_SHORT TASK_
Exclude all pictures, then copy each of the records exactly as written.

_DATASET EXTRACT_
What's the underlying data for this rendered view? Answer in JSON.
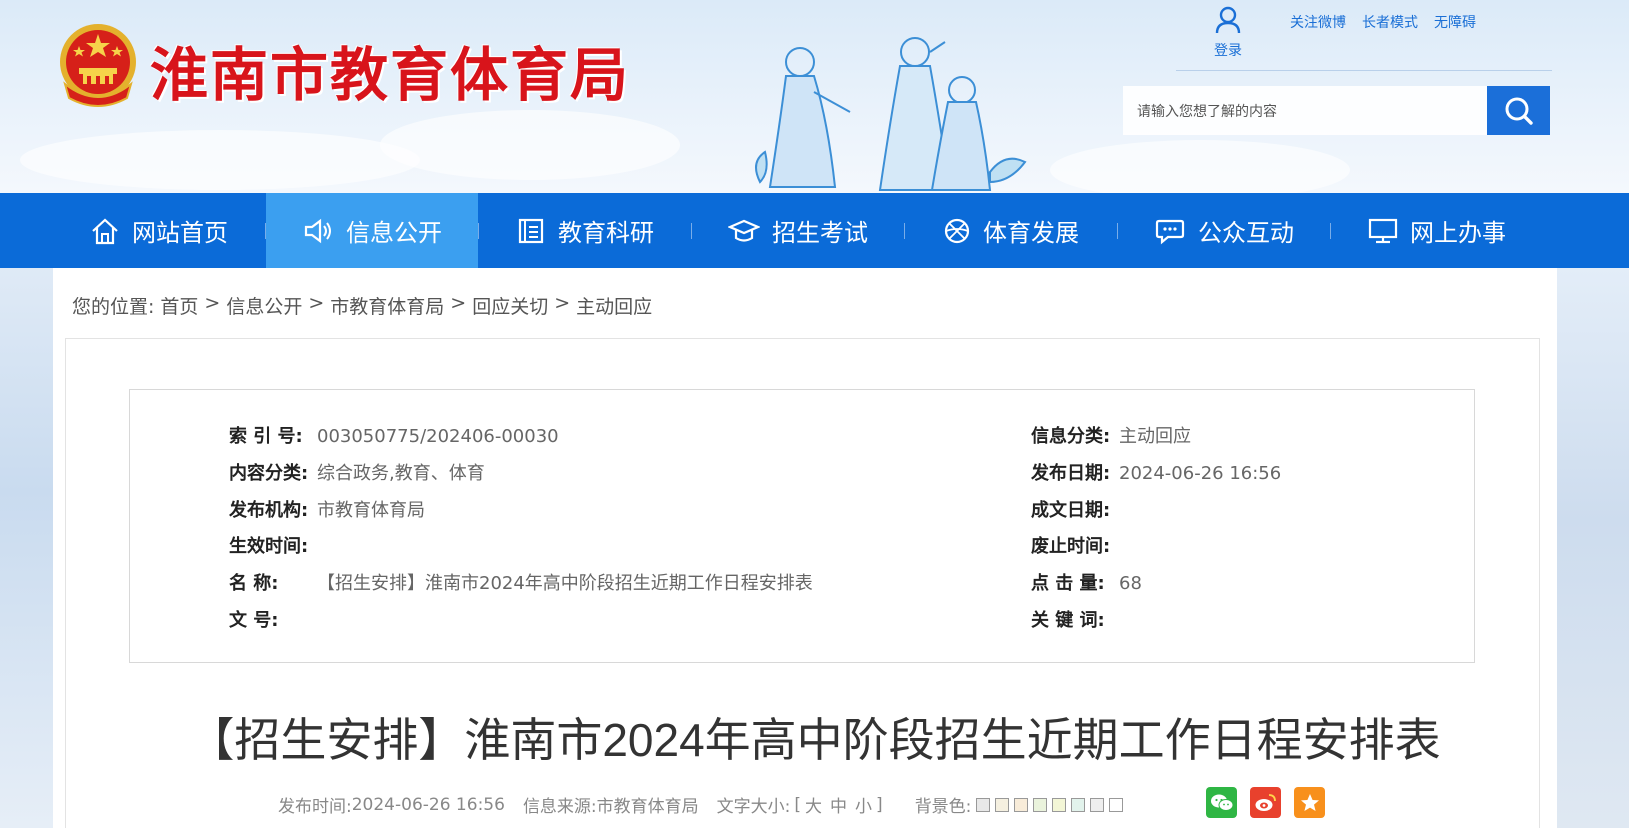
{
  "header": {
    "site_title": "淮南市教育体育局",
    "login_label": "登录",
    "top_links": [
      "关注微博",
      "长者模式",
      "无障碍"
    ],
    "search_placeholder": "请输入您想了解的内容"
  },
  "nav": {
    "items": [
      {
        "label": "网站首页",
        "icon": "home-icon"
      },
      {
        "label": "信息公开",
        "icon": "speaker-icon",
        "active": true
      },
      {
        "label": "教育科研",
        "icon": "book-icon"
      },
      {
        "label": "招生考试",
        "icon": "graduation-cap-icon"
      },
      {
        "label": "体育发展",
        "icon": "ball-icon"
      },
      {
        "label": "公众互动",
        "icon": "chat-icon"
      },
      {
        "label": "网上办事",
        "icon": "monitor-icon"
      }
    ]
  },
  "breadcrumb": {
    "prefix": "您的位置:",
    "items": [
      "首页",
      "信息公开",
      "市教育体育局",
      "回应关切",
      "主动回应"
    ],
    "separator": ">"
  },
  "meta": {
    "index_label": "索 引 号:",
    "index_value": "003050775/202406-00030",
    "category_label": "信息分类:",
    "category_value": "主动回应",
    "content_label": "内容分类:",
    "content_value": "综合政务,教育、体育",
    "pubdate_label": "发布日期:",
    "pubdate_value": "2024-06-26 16:56",
    "org_label": "发布机构:",
    "org_value": "市教育体育局",
    "docdate_label": "成文日期:",
    "docdate_value": "",
    "effective_label": "生效时间:",
    "effective_value": "",
    "expire_label": "废止时间:",
    "expire_value": "",
    "name_label": "名 称:",
    "name_value": "【招生安排】淮南市2024年高中阶段招生近期工作日程安排表",
    "clicks_label": "点 击 量:",
    "clicks_value": "68",
    "docno_label": "文 号:",
    "docno_value": "",
    "keywords_label": "关 键 词:",
    "keywords_value": ""
  },
  "article": {
    "title": "【招生安排】淮南市2024年高中阶段招生近期工作日程安排表",
    "publish_time_label": "发布时间:",
    "publish_time": "2024-06-26 16:56",
    "source_label": "信息来源:",
    "source": "市教育体育局",
    "font_size_label": "文字大小:",
    "font_sizes": [
      "大",
      "中",
      "小"
    ],
    "bracket_open": "[",
    "bracket_close": "]",
    "bg_color_label": "背景色:",
    "bg_colors": [
      "#e8e8e8",
      "#f5f0e0",
      "#f8ecd9",
      "#eaf3dc",
      "#f3f6d6",
      "#e2f3ec",
      "#eeeeee",
      "#ffffff"
    ]
  },
  "colors": {
    "brand_red": "#d8141b",
    "nav_blue": "#0b6bd8",
    "nav_active": "#3b9ff0",
    "wechat": "#2fb644",
    "weibo": "#e8412d",
    "favorite": "#f8901c"
  }
}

_TASK RESULT_
What's the underlying data for this rendered view? Answer in JSON.
{
  "header": {
    "site_title": "淮南市教育体育局",
    "login_label": "登录",
    "top_links": [
      "关注微博",
      "长者模式",
      "无障碍"
    ],
    "search_placeholder": "请输入您想了解的内容"
  },
  "nav": {
    "items": [
      {
        "label": "网站首页",
        "icon": "home-icon"
      },
      {
        "label": "信息公开",
        "icon": "speaker-icon",
        "active": true
      },
      {
        "label": "教育科研",
        "icon": "book-icon"
      },
      {
        "label": "招生考试",
        "icon": "graduation-cap-icon"
      },
      {
        "label": "体育发展",
        "icon": "ball-icon"
      },
      {
        "label": "公众互动",
        "icon": "chat-icon"
      },
      {
        "label": "网上办事",
        "icon": "monitor-icon"
      }
    ]
  },
  "breadcrumb": {
    "prefix": "您的位置:",
    "items": [
      "首页",
      "信息公开",
      "市教育体育局",
      "回应关切",
      "主动回应"
    ],
    "separator": ">"
  },
  "meta": {
    "index_label": "索 引 号:",
    "index_value": "003050775/202406-00030",
    "category_label": "信息分类:",
    "category_value": "主动回应",
    "content_label": "内容分类:",
    "content_value": "综合政务,教育、体育",
    "pubdate_label": "发布日期:",
    "pubdate_value": "2024-06-26 16:56",
    "org_label": "发布机构:",
    "org_value": "市教育体育局",
    "docdate_label": "成文日期:",
    "docdate_value": "",
    "effective_label": "生效时间:",
    "effective_value": "",
    "expire_label": "废止时间:",
    "expire_value": "",
    "name_label": "名 称:",
    "name_value": "【招生安排】淮南市2024年高中阶段招生近期工作日程安排表",
    "clicks_label": "点 击 量:",
    "clicks_value": "68",
    "docno_label": "文 号:",
    "docno_value": "",
    "keywords_label": "关 键 词:",
    "keywords_value": ""
  },
  "article": {
    "title": "【招生安排】淮南市2024年高中阶段招生近期工作日程安排表",
    "publish_time_label": "发布时间:",
    "publish_time": "2024-06-26 16:56",
    "source_label": "信息来源:",
    "source": "市教育体育局",
    "font_size_label": "文字大小:",
    "font_sizes": [
      "大",
      "中",
      "小"
    ],
    "bracket_open": "[",
    "bracket_close": "]",
    "bg_color_label": "背景色:",
    "bg_colors": [
      "#e8e8e8",
      "#f5f0e0",
      "#f8ecd9",
      "#eaf3dc",
      "#f3f6d6",
      "#e2f3ec",
      "#eeeeee",
      "#ffffff"
    ]
  },
  "colors": {
    "brand_red": "#d8141b",
    "nav_blue": "#0b6bd8",
    "nav_active": "#3b9ff0",
    "wechat": "#2fb644",
    "weibo": "#e8412d",
    "favorite": "#f8901c"
  }
}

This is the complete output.